Record extracts –
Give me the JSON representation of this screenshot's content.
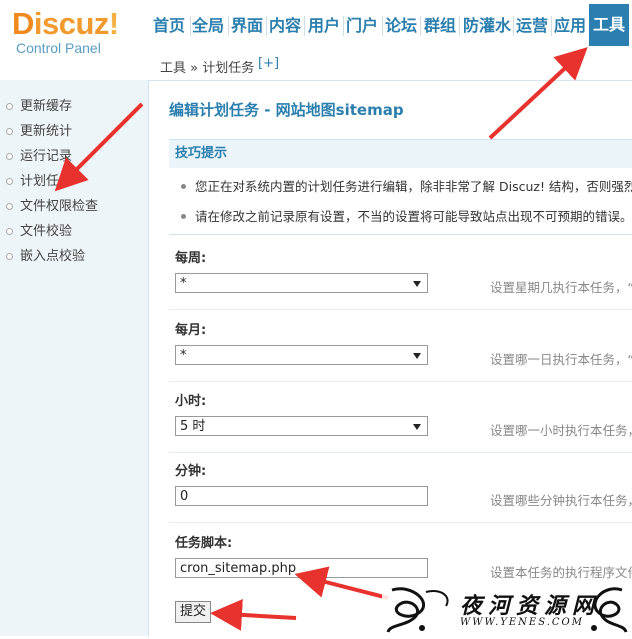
{
  "logo": {
    "word_d": "D",
    "word_rest": "iscuz",
    "word_bang": "!",
    "sub": "Control Panel"
  },
  "nav": {
    "items": [
      "首页",
      "全局",
      "界面",
      "内容",
      "用户",
      "门户",
      "论坛",
      "群组",
      "防灌水",
      "运营",
      "应用",
      "工具"
    ],
    "active": "工具"
  },
  "breadcrumb": {
    "text": "工具 » 计划任务",
    "add": "[+]"
  },
  "sidebar": {
    "items": [
      "更新缓存",
      "更新统计",
      "运行记录",
      "计划任务",
      "文件权限检查",
      "文件校验",
      "嵌入点校验"
    ]
  },
  "main": {
    "title": "编辑计划任务 - 网站地图sitemap",
    "tips": {
      "heading": "技巧提示",
      "lines": [
        "您正在对系统内置的计划任务进行编辑，除非非常了解 Discuz! 结构，否则强烈建议",
        "请在修改之前记录原有设置，不当的设置将可能导致站点出现不可预期的错误。"
      ]
    },
    "fields": [
      {
        "label": "每周:",
        "value": "*",
        "hint": "设置星期几执行本任务，“*”"
      },
      {
        "label": "每月:",
        "value": "*",
        "hint": "设置哪一日执行本任务，“*”"
      },
      {
        "label": "小时:",
        "value": "5 时",
        "hint": "设置哪一小时执行本任务，"
      },
      {
        "label": "分钟:",
        "value": "0",
        "hint": "设置哪些分钟执行本任务，"
      },
      {
        "label": "任务脚本:",
        "value": "cron_sitemap.php",
        "hint": "设置本任务的执行程序文件"
      }
    ],
    "submit_label": "提交"
  },
  "watermark": {
    "cn": "夜河资源网",
    "en": "WWW.YENES.COM"
  },
  "colors": {
    "accent": "#2b7fae",
    "logo_orange": "#f08a1e",
    "annotation_red": "#e8322d"
  },
  "icons": [
    "select-arrow-icon",
    "bullet-icon",
    "red-arrow-annotation"
  ]
}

Task brief – Count the lines that hold the string "value", and reply with that number alone.

Solution to the exercise – 5